---------- Recorded data

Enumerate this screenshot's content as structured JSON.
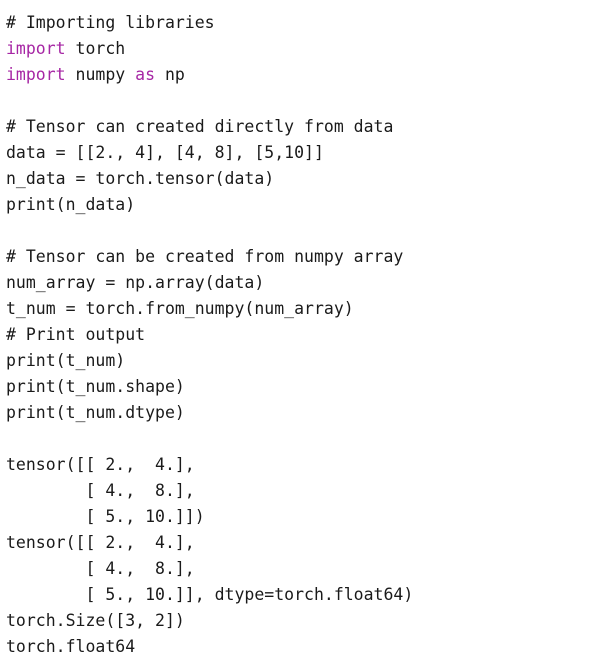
{
  "source_lines": [
    [
      {
        "text": "# Importing libraries",
        "kind": "comment"
      }
    ],
    [
      {
        "text": "import",
        "kind": "keyword"
      },
      {
        "text": " torch",
        "kind": "plain"
      }
    ],
    [
      {
        "text": "import",
        "kind": "keyword"
      },
      {
        "text": " numpy ",
        "kind": "plain"
      },
      {
        "text": "as",
        "kind": "keyword"
      },
      {
        "text": " np",
        "kind": "plain"
      }
    ],
    [],
    [
      {
        "text": "# Tensor can created directly from data",
        "kind": "comment"
      }
    ],
    [
      {
        "text": "data = [[2., 4], [4, 8], [5,10]]",
        "kind": "plain"
      }
    ],
    [
      {
        "text": "n_data = torch.tensor(data)",
        "kind": "plain"
      }
    ],
    [
      {
        "text": "print(n_data)",
        "kind": "plain"
      }
    ],
    [],
    [
      {
        "text": "# Tensor can be created from numpy array",
        "kind": "comment"
      }
    ],
    [
      {
        "text": "num_array = np.array(data)",
        "kind": "plain"
      }
    ],
    [
      {
        "text": "t_num = torch.from_numpy(num_array)",
        "kind": "plain"
      }
    ],
    [
      {
        "text": "# Print output",
        "kind": "comment"
      }
    ],
    [
      {
        "text": "print(t_num)",
        "kind": "plain"
      }
    ],
    [
      {
        "text": "print(t_num.shape)",
        "kind": "plain"
      }
    ],
    [
      {
        "text": "print(t_num.dtype)",
        "kind": "plain"
      }
    ],
    [],
    [
      {
        "text": "tensor([[ 2.,  4.],",
        "kind": "plain"
      }
    ],
    [
      {
        "text": "        [ 4.,  8.],",
        "kind": "plain"
      }
    ],
    [
      {
        "text": "        [ 5., 10.]])",
        "kind": "plain"
      }
    ],
    [
      {
        "text": "tensor([[ 2.,  4.],",
        "kind": "plain"
      }
    ],
    [
      {
        "text": "        [ 4.,  8.],",
        "kind": "plain"
      }
    ],
    [
      {
        "text": "        [ 5., 10.]], dtype=torch.float64)",
        "kind": "plain"
      }
    ],
    [
      {
        "text": "torch.Size([3, 2])",
        "kind": "plain"
      }
    ],
    [
      {
        "text": "torch.float64",
        "kind": "plain"
      }
    ]
  ],
  "colors": {
    "background": "#ffffff",
    "text": "#1a1a1a",
    "keyword": "#a626a4"
  }
}
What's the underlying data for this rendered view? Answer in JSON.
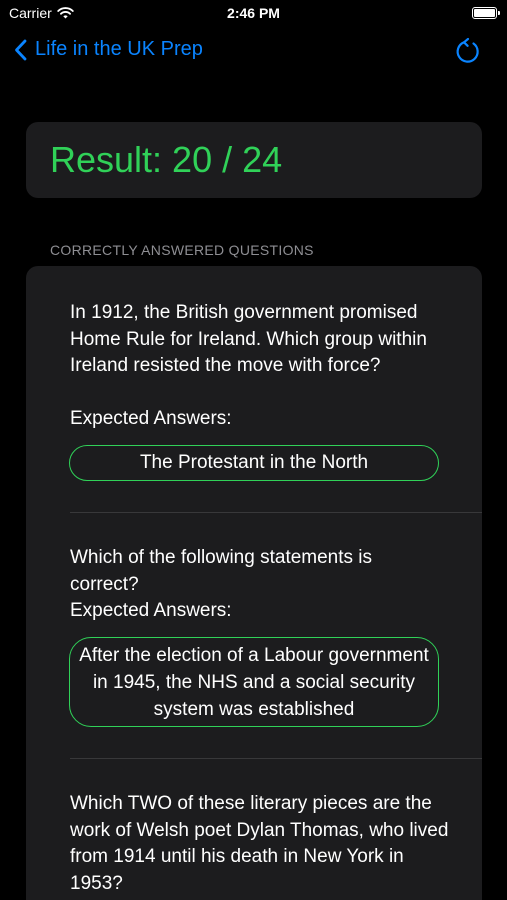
{
  "status_bar": {
    "carrier": "Carrier",
    "time": "2:46 PM"
  },
  "nav": {
    "back_label": "Life in the UK Prep",
    "accent_color": "#0a84ff"
  },
  "result": {
    "text": "Result: 20 / 24",
    "color": "#30d158"
  },
  "section": {
    "header": "CORRECTLY ANSWERED QUESTIONS"
  },
  "questions": [
    {
      "question": "In 1912, the British government promised Home Rule for Ireland. Which group within Ireland resisted the move with force?",
      "expected_label": "Expected Answers:",
      "answers": [
        "The Protestant in the North"
      ]
    },
    {
      "question": "Which of the following statements is correct?",
      "expected_label": "Expected Answers:",
      "answers": [
        "After the election of a Labour government in 1945, the NHS and a social security system was established"
      ]
    },
    {
      "question": "Which TWO of these literary pieces are the work of Welsh poet Dylan Thomas, who lived from 1914 until his death in New York in 1953?"
    }
  ],
  "icons": {
    "back": "chevron-left-icon",
    "refresh": "refresh-icon",
    "wifi": "wifi-icon",
    "battery": "battery-icon"
  }
}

--------------------

From the material above, reproduce everything verbatim except the pictures.

### Output for this exercise
Enumerate this screenshot's content as structured JSON.
{
  "source_lines": [
    [
      {
        "text": "# Importing libraries",
        "kind": "comment"
      }
    ],
    [
      {
        "text": "import",
        "kind": "keyword"
      },
      {
        "text": " torch",
        "kind": "plain"
      }
    ],
    [
      {
        "text": "import",
        "kind": "keyword"
      },
      {
        "text": " numpy ",
        "kind": "plain"
      },
      {
        "text": "as",
        "kind": "keyword"
      },
      {
        "text": " np",
        "kind": "plain"
      }
    ],
    [],
    [
      {
        "text": "# Tensor can created directly from data",
        "kind": "comment"
      }
    ],
    [
      {
        "text": "data = [[2., 4], [4, 8], [5,10]]",
        "kind": "plain"
      }
    ],
    [
      {
        "text": "n_data = torch.tensor(data)",
        "kind": "plain"
      }
    ],
    [
      {
        "text": "print(n_data)",
        "kind": "plain"
      }
    ],
    [],
    [
      {
        "text": "# Tensor can be created from numpy array",
        "kind": "comment"
      }
    ],
    [
      {
        "text": "num_array = np.array(data)",
        "kind": "plain"
      }
    ],
    [
      {
        "text": "t_num = torch.from_numpy(num_array)",
        "kind": "plain"
      }
    ],
    [
      {
        "text": "# Print output",
        "kind": "comment"
      }
    ],
    [
      {
        "text": "print(t_num)",
        "kind": "plain"
      }
    ],
    [
      {
        "text": "print(t_num.shape)",
        "kind": "plain"
      }
    ],
    [
      {
        "text": "print(t_num.dtype)",
        "kind": "plain"
      }
    ],
    [],
    [
      {
        "text": "tensor([[ 2.,  4.],",
        "kind": "plain"
      }
    ],
    [
      {
        "text": "        [ 4.,  8.],",
        "kind": "plain"
      }
    ],
    [
      {
        "text": "        [ 5., 10.]])",
        "kind": "plain"
      }
    ],
    [
      {
        "text": "tensor([[ 2.,  4.],",
        "kind": "plain"
      }
    ],
    [
      {
        "text": "        [ 4.,  8.],",
        "kind": "plain"
      }
    ],
    [
      {
        "text": "        [ 5., 10.]], dtype=torch.float64)",
        "kind": "plain"
      }
    ],
    [
      {
        "text": "torch.Size([3, 2])",
        "kind": "plain"
      }
    ],
    [
      {
        "text": "torch.float64",
        "kind": "plain"
      }
    ]
  ],
  "colors": {
    "background": "#ffffff",
    "text": "#1a1a1a",
    "keyword": "#a626a4"
  }
}
What's the underlying data for this rendered view? Answer in JSON.
{
  "status_bar": {
    "carrier": "Carrier",
    "time": "2:46 PM"
  },
  "nav": {
    "back_label": "Life in the UK Prep",
    "accent_color": "#0a84ff"
  },
  "result": {
    "text": "Result: 20 / 24",
    "color": "#30d158"
  },
  "section": {
    "header": "CORRECTLY ANSWERED QUESTIONS"
  },
  "questions": [
    {
      "question": "In 1912, the British government promised Home Rule for Ireland. Which group within Ireland resisted the move with force?",
      "expected_label": "Expected Answers:",
      "answers": [
        "The Protestant in the North"
      ]
    },
    {
      "question": "Which of the following statements is correct?",
      "expected_label": "Expected Answers:",
      "answers": [
        "After the election of a Labour government in 1945, the NHS and a social security system was established"
      ]
    },
    {
      "question": "Which TWO of these literary pieces are the work of Welsh poet Dylan Thomas, who lived from 1914 until his death in New York in 1953?"
    }
  ],
  "icons": {
    "back": "chevron-left-icon",
    "refresh": "refresh-icon",
    "wifi": "wifi-icon",
    "battery": "battery-icon"
  }
}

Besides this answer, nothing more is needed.